### GIVEN DATA

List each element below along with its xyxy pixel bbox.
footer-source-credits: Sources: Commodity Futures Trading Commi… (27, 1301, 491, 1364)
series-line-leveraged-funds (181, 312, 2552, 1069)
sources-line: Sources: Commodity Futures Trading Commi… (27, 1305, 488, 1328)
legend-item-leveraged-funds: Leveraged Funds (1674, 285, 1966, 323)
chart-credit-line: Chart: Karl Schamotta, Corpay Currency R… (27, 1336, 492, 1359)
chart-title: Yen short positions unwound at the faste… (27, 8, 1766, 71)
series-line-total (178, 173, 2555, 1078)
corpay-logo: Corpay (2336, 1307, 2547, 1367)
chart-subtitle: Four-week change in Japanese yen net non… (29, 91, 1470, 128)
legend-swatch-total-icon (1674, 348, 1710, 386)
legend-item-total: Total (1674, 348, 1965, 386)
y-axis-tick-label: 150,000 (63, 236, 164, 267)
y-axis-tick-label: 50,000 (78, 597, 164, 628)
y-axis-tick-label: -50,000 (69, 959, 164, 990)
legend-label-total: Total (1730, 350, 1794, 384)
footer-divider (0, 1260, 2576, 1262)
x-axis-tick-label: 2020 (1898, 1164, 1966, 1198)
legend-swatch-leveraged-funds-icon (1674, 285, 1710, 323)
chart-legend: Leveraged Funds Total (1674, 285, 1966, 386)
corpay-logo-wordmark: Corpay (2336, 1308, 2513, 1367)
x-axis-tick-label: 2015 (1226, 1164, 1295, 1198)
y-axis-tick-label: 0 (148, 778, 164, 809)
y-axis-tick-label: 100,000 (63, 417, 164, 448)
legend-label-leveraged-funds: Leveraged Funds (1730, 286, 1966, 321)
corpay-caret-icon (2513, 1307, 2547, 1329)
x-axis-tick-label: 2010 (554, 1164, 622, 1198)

######

### [TASK DESCRIPTION]
Please copy out every line of the rows above word for word, without changing anything.

### [RIGHT ANSWER]
List each element below along with its xyxy pixel bbox.
footer-source-credits: Sources: Commodity Futures Trading Commi… (27, 1301, 491, 1364)
series-line-leveraged-funds (181, 312, 2552, 1069)
sources-line: Sources: Commodity Futures Trading Commi… (27, 1305, 488, 1328)
legend-item-leveraged-funds: Leveraged Funds (1674, 285, 1966, 323)
chart-credit-line: Chart: Karl Schamotta, Corpay Currency R… (27, 1336, 492, 1359)
chart-title: Yen short positions unwound at the faste… (27, 8, 1766, 71)
series-line-total (178, 173, 2555, 1078)
corpay-logo: Corpay (2336, 1307, 2547, 1367)
chart-subtitle: Four-week change in Japanese yen net non… (29, 91, 1470, 128)
legend-swatch-total-icon (1674, 348, 1710, 386)
legend-item-total: Total (1674, 348, 1965, 386)
y-axis-tick-label: 150,000 (63, 236, 164, 267)
y-axis-tick-label: 50,000 (78, 597, 164, 628)
y-axis-tick-label: -50,000 (69, 959, 164, 990)
legend-label-total: Total (1730, 350, 1794, 384)
footer-divider (0, 1260, 2576, 1262)
x-axis-tick-label: 2020 (1898, 1164, 1966, 1198)
legend-swatch-leveraged-funds-icon (1674, 285, 1710, 323)
chart-legend: Leveraged Funds Total (1674, 285, 1966, 386)
corpay-logo-wordmark: Corpay (2336, 1308, 2513, 1367)
x-axis-tick-label: 2015 (1226, 1164, 1295, 1198)
y-axis-tick-label: 0 (148, 778, 164, 809)
y-axis-tick-label: 100,000 (63, 417, 164, 448)
legend-label-leveraged-funds: Leveraged Funds (1730, 286, 1966, 321)
corpay-caret-icon (2513, 1307, 2547, 1329)
x-axis-tick-label: 2010 (554, 1164, 622, 1198)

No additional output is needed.